Data entries

=====

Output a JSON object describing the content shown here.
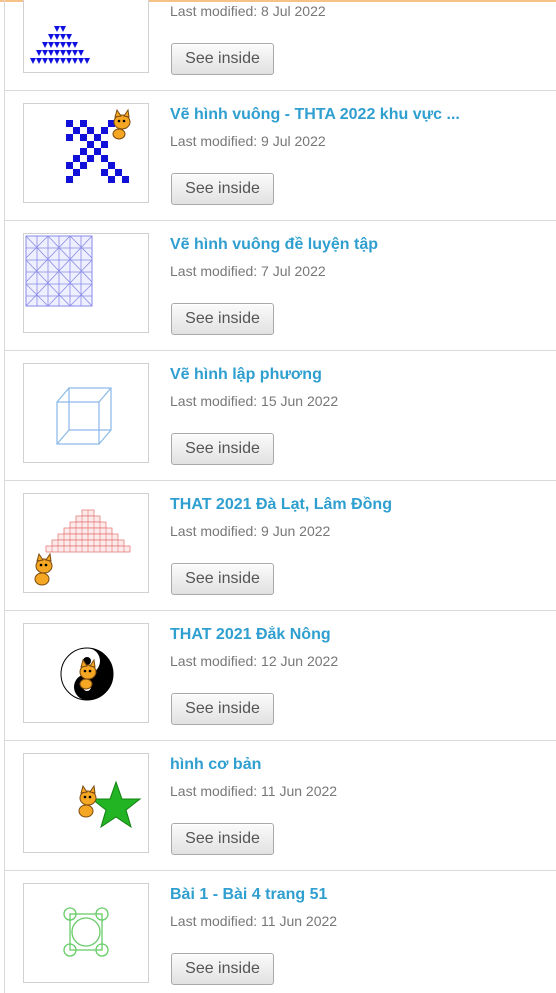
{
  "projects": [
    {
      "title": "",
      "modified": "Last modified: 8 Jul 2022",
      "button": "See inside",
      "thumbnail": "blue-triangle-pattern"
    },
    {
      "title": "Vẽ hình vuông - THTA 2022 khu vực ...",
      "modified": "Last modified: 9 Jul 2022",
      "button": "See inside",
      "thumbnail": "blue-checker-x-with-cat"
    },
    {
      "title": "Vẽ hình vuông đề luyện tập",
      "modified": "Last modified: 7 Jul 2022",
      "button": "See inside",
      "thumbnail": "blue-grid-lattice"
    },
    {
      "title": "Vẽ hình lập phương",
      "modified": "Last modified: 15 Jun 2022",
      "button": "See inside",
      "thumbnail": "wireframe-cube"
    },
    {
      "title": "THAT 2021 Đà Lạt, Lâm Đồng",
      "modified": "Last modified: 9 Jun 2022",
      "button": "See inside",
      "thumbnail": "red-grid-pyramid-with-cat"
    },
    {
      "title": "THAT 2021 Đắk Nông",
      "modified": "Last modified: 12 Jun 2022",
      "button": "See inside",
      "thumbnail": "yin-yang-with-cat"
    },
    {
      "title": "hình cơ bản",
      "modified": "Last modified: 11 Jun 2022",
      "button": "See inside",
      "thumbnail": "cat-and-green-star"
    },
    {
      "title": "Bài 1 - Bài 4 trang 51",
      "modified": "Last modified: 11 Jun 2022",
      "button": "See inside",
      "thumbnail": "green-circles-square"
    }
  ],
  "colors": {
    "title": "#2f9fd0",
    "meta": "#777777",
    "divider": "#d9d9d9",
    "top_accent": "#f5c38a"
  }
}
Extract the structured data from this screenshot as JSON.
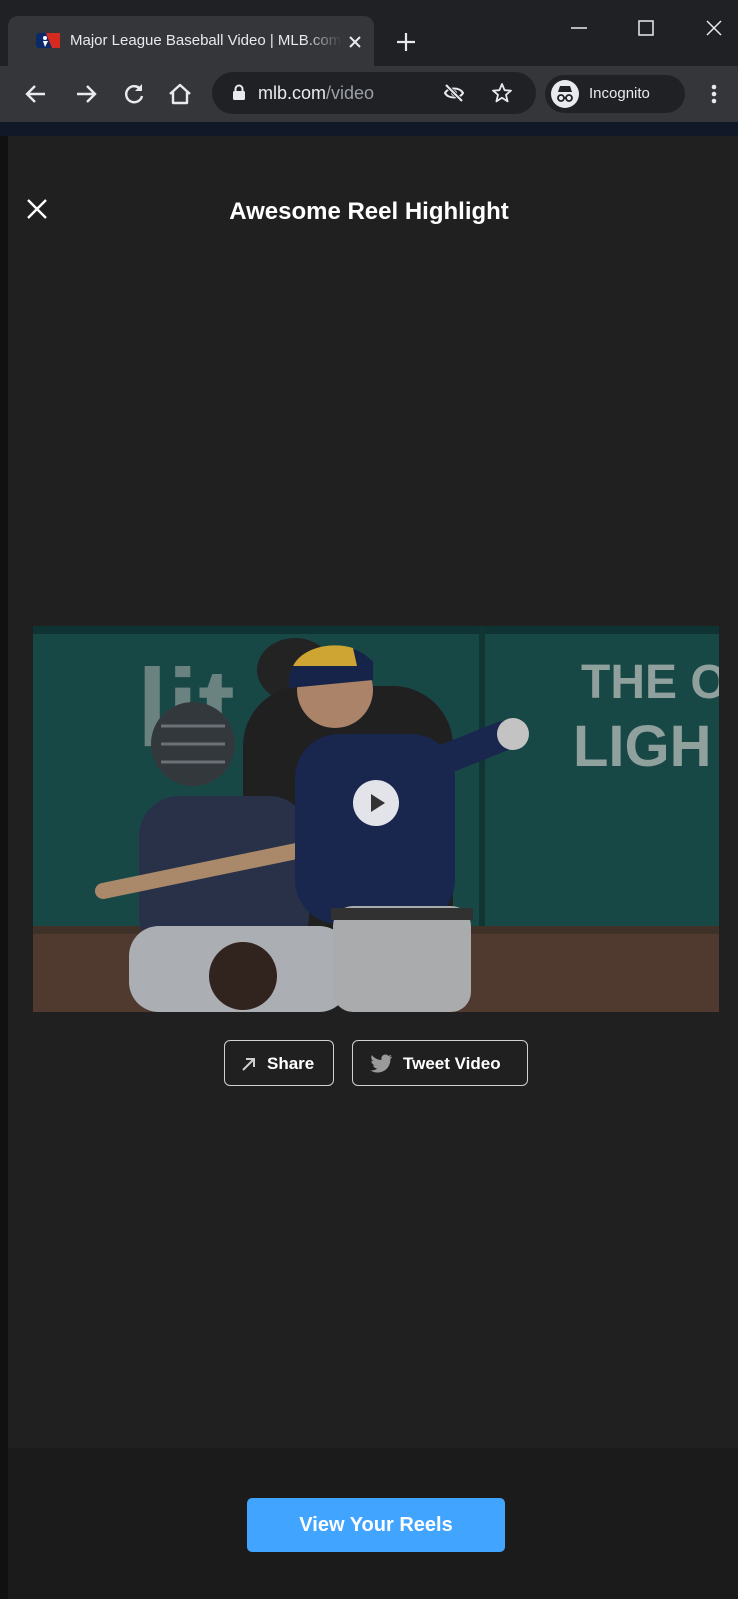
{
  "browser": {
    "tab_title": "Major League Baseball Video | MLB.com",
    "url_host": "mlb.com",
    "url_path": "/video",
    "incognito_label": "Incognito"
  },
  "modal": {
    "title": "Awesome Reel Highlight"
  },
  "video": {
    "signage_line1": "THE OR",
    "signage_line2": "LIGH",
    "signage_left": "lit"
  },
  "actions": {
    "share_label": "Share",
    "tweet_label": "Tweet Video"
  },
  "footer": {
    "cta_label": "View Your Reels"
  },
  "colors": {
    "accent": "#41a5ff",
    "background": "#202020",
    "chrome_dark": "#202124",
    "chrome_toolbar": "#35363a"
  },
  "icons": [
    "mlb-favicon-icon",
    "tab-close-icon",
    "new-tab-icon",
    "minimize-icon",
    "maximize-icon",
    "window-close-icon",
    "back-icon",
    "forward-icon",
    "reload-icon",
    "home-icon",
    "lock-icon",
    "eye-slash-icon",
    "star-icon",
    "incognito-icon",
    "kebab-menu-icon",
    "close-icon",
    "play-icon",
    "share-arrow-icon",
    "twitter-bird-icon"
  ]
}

=====

Transcribe the material as is, with images omitted.

▸ IN RESPONSE
Output a JSON object describing the content shown here.
{
  "projects": [
    {
      "title": "",
      "modified": "Last modified: 8 Jul 2022",
      "button": "See inside",
      "thumbnail": "blue-triangle-pattern"
    },
    {
      "title": "Vẽ hình vuông - THTA 2022 khu vực ...",
      "modified": "Last modified: 9 Jul 2022",
      "button": "See inside",
      "thumbnail": "blue-checker-x-with-cat"
    },
    {
      "title": "Vẽ hình vuông đề luyện tập",
      "modified": "Last modified: 7 Jul 2022",
      "button": "See inside",
      "thumbnail": "blue-grid-lattice"
    },
    {
      "title": "Vẽ hình lập phương",
      "modified": "Last modified: 15 Jun 2022",
      "button": "See inside",
      "thumbnail": "wireframe-cube"
    },
    {
      "title": "THAT 2021 Đà Lạt, Lâm Đồng",
      "modified": "Last modified: 9 Jun 2022",
      "button": "See inside",
      "thumbnail": "red-grid-pyramid-with-cat"
    },
    {
      "title": "THAT 2021 Đắk Nông",
      "modified": "Last modified: 12 Jun 2022",
      "button": "See inside",
      "thumbnail": "yin-yang-with-cat"
    },
    {
      "title": "hình cơ bản",
      "modified": "Last modified: 11 Jun 2022",
      "button": "See inside",
      "thumbnail": "cat-and-green-star"
    },
    {
      "title": "Bài 1 - Bài 4 trang 51",
      "modified": "Last modified: 11 Jun 2022",
      "button": "See inside",
      "thumbnail": "green-circles-square"
    }
  ],
  "colors": {
    "title": "#2f9fd0",
    "meta": "#777777",
    "divider": "#d9d9d9",
    "top_accent": "#f5c38a"
  }
}
Extract the structured data from this screenshot as JSON.
{
  "browser": {
    "tab_title": "Major League Baseball Video | MLB.com",
    "url_host": "mlb.com",
    "url_path": "/video",
    "incognito_label": "Incognito"
  },
  "modal": {
    "title": "Awesome Reel Highlight"
  },
  "video": {
    "signage_line1": "THE OR",
    "signage_line2": "LIGH",
    "signage_left": "lit"
  },
  "actions": {
    "share_label": "Share",
    "tweet_label": "Tweet Video"
  },
  "footer": {
    "cta_label": "View Your Reels"
  },
  "colors": {
    "accent": "#41a5ff",
    "background": "#202020",
    "chrome_dark": "#202124",
    "chrome_toolbar": "#35363a"
  },
  "icons": [
    "mlb-favicon-icon",
    "tab-close-icon",
    "new-tab-icon",
    "minimize-icon",
    "maximize-icon",
    "window-close-icon",
    "back-icon",
    "forward-icon",
    "reload-icon",
    "home-icon",
    "lock-icon",
    "eye-slash-icon",
    "star-icon",
    "incognito-icon",
    "kebab-menu-icon",
    "close-icon",
    "play-icon",
    "share-arrow-icon",
    "twitter-bird-icon"
  ]
}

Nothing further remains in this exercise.